--- begin GIVEN DATA ---

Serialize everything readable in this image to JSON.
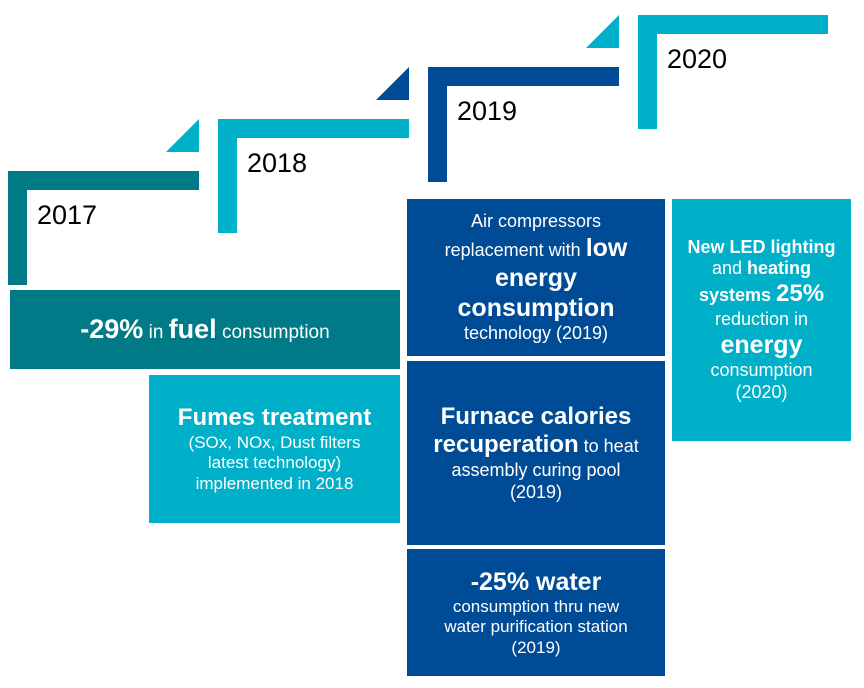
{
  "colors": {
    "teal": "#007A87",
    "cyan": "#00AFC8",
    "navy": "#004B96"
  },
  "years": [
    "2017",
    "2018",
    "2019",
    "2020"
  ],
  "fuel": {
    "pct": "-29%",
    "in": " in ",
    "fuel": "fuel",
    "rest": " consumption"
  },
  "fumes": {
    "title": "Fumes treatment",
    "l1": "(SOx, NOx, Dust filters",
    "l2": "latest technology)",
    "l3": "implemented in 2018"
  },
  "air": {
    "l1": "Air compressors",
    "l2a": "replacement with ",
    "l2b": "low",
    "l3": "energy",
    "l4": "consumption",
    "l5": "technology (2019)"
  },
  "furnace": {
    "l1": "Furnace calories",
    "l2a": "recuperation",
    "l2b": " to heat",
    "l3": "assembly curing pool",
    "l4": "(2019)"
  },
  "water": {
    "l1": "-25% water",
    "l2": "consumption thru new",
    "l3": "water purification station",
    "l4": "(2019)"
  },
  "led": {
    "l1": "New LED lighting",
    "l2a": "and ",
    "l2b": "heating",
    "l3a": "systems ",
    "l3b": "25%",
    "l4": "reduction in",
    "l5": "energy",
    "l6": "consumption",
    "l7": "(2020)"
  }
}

--- end GIVEN DATA ---

> _TASK STATEMENT_: Find the lines above that include the string "technology" and copy them.

> _SOLUTION_:
    "l2": "latest technology)",
    "l5": "technology (2019)"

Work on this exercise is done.